▸ **TASK MATERIAL**:
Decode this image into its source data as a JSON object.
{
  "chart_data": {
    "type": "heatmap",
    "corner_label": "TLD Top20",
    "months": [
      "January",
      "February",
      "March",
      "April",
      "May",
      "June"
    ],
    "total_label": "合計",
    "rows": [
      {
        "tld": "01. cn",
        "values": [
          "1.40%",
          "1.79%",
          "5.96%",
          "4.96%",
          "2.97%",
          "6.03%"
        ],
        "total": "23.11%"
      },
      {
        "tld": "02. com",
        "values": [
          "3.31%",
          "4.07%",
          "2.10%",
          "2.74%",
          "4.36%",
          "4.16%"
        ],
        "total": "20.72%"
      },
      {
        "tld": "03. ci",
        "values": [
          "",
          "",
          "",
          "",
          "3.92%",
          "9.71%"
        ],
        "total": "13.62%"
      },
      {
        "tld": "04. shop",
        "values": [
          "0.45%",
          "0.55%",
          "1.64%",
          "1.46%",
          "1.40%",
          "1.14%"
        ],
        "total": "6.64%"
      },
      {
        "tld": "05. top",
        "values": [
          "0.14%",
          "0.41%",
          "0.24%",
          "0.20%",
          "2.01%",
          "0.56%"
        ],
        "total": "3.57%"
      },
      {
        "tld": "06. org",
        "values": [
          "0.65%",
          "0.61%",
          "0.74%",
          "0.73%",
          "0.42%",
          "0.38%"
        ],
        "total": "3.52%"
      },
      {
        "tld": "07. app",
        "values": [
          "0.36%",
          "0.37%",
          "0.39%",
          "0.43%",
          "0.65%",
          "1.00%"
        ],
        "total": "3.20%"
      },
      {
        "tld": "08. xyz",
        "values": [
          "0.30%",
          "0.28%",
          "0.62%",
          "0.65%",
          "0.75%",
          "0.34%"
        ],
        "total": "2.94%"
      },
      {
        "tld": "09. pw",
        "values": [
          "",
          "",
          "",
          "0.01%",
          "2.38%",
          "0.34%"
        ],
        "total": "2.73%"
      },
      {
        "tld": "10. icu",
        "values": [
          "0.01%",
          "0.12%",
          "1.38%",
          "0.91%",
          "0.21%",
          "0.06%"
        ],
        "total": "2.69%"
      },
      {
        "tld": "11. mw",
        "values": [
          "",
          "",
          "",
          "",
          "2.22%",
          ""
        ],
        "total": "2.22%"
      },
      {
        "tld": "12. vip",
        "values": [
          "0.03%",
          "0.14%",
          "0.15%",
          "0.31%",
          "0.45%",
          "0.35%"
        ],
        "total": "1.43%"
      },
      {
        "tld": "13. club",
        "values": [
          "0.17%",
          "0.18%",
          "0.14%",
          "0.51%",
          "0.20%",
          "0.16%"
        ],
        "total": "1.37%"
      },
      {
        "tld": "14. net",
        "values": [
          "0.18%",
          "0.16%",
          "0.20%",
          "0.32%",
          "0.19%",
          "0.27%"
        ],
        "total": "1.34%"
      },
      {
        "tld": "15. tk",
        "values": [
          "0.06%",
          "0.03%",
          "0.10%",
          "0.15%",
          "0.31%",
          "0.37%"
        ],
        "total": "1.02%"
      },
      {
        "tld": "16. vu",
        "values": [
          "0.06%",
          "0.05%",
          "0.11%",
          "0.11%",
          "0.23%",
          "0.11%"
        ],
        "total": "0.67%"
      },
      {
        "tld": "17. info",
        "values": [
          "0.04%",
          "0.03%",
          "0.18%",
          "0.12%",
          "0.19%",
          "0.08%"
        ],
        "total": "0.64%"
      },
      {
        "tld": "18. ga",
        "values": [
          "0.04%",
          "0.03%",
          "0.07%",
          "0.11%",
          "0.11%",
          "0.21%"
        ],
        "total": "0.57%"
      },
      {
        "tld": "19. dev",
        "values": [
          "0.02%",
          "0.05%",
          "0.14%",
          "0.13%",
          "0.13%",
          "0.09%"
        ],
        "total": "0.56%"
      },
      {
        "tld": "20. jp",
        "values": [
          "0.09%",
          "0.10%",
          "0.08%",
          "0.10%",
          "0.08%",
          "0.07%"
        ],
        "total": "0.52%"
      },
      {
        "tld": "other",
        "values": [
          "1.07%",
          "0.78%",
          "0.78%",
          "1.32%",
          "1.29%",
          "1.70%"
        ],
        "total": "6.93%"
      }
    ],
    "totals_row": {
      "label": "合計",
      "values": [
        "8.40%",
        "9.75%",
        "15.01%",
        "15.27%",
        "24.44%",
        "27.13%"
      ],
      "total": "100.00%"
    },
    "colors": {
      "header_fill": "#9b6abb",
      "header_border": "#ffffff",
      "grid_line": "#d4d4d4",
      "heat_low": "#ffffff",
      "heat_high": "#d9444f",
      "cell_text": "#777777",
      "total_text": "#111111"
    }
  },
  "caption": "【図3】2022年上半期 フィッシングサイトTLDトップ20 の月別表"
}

▸ **PROBLEM STATEMENT**:
Reproduce each record exactly, leaving nothing out.

▸ **OUTPUT FOR THIS EXERCISE**:
Decode this image into its source data as a JSON object.
{
  "chart_data": {
    "type": "heatmap",
    "corner_label": "TLD Top20",
    "months": [
      "January",
      "February",
      "March",
      "April",
      "May",
      "June"
    ],
    "total_label": "合計",
    "rows": [
      {
        "tld": "01. cn",
        "values": [
          "1.40%",
          "1.79%",
          "5.96%",
          "4.96%",
          "2.97%",
          "6.03%"
        ],
        "total": "23.11%"
      },
      {
        "tld": "02. com",
        "values": [
          "3.31%",
          "4.07%",
          "2.10%",
          "2.74%",
          "4.36%",
          "4.16%"
        ],
        "total": "20.72%"
      },
      {
        "tld": "03. ci",
        "values": [
          "",
          "",
          "",
          "",
          "3.92%",
          "9.71%"
        ],
        "total": "13.62%"
      },
      {
        "tld": "04. shop",
        "values": [
          "0.45%",
          "0.55%",
          "1.64%",
          "1.46%",
          "1.40%",
          "1.14%"
        ],
        "total": "6.64%"
      },
      {
        "tld": "05. top",
        "values": [
          "0.14%",
          "0.41%",
          "0.24%",
          "0.20%",
          "2.01%",
          "0.56%"
        ],
        "total": "3.57%"
      },
      {
        "tld": "06. org",
        "values": [
          "0.65%",
          "0.61%",
          "0.74%",
          "0.73%",
          "0.42%",
          "0.38%"
        ],
        "total": "3.52%"
      },
      {
        "tld": "07. app",
        "values": [
          "0.36%",
          "0.37%",
          "0.39%",
          "0.43%",
          "0.65%",
          "1.00%"
        ],
        "total": "3.20%"
      },
      {
        "tld": "08. xyz",
        "values": [
          "0.30%",
          "0.28%",
          "0.62%",
          "0.65%",
          "0.75%",
          "0.34%"
        ],
        "total": "2.94%"
      },
      {
        "tld": "09. pw",
        "values": [
          "",
          "",
          "",
          "0.01%",
          "2.38%",
          "0.34%"
        ],
        "total": "2.73%"
      },
      {
        "tld": "10. icu",
        "values": [
          "0.01%",
          "0.12%",
          "1.38%",
          "0.91%",
          "0.21%",
          "0.06%"
        ],
        "total": "2.69%"
      },
      {
        "tld": "11. mw",
        "values": [
          "",
          "",
          "",
          "",
          "2.22%",
          ""
        ],
        "total": "2.22%"
      },
      {
        "tld": "12. vip",
        "values": [
          "0.03%",
          "0.14%",
          "0.15%",
          "0.31%",
          "0.45%",
          "0.35%"
        ],
        "total": "1.43%"
      },
      {
        "tld": "13. club",
        "values": [
          "0.17%",
          "0.18%",
          "0.14%",
          "0.51%",
          "0.20%",
          "0.16%"
        ],
        "total": "1.37%"
      },
      {
        "tld": "14. net",
        "values": [
          "0.18%",
          "0.16%",
          "0.20%",
          "0.32%",
          "0.19%",
          "0.27%"
        ],
        "total": "1.34%"
      },
      {
        "tld": "15. tk",
        "values": [
          "0.06%",
          "0.03%",
          "0.10%",
          "0.15%",
          "0.31%",
          "0.37%"
        ],
        "total": "1.02%"
      },
      {
        "tld": "16. vu",
        "values": [
          "0.06%",
          "0.05%",
          "0.11%",
          "0.11%",
          "0.23%",
          "0.11%"
        ],
        "total": "0.67%"
      },
      {
        "tld": "17. info",
        "values": [
          "0.04%",
          "0.03%",
          "0.18%",
          "0.12%",
          "0.19%",
          "0.08%"
        ],
        "total": "0.64%"
      },
      {
        "tld": "18. ga",
        "values": [
          "0.04%",
          "0.03%",
          "0.07%",
          "0.11%",
          "0.11%",
          "0.21%"
        ],
        "total": "0.57%"
      },
      {
        "tld": "19. dev",
        "values": [
          "0.02%",
          "0.05%",
          "0.14%",
          "0.13%",
          "0.13%",
          "0.09%"
        ],
        "total": "0.56%"
      },
      {
        "tld": "20. jp",
        "values": [
          "0.09%",
          "0.10%",
          "0.08%",
          "0.10%",
          "0.08%",
          "0.07%"
        ],
        "total": "0.52%"
      },
      {
        "tld": "other",
        "values": [
          "1.07%",
          "0.78%",
          "0.78%",
          "1.32%",
          "1.29%",
          "1.70%"
        ],
        "total": "6.93%"
      }
    ],
    "totals_row": {
      "label": "合計",
      "values": [
        "8.40%",
        "9.75%",
        "15.01%",
        "15.27%",
        "24.44%",
        "27.13%"
      ],
      "total": "100.00%"
    },
    "colors": {
      "header_fill": "#9b6abb",
      "header_border": "#ffffff",
      "grid_line": "#d4d4d4",
      "heat_low": "#ffffff",
      "heat_high": "#d9444f",
      "cell_text": "#777777",
      "total_text": "#111111"
    }
  },
  "caption": "【図3】2022年上半期 フィッシングサイトTLDトップ20 の月別表"
}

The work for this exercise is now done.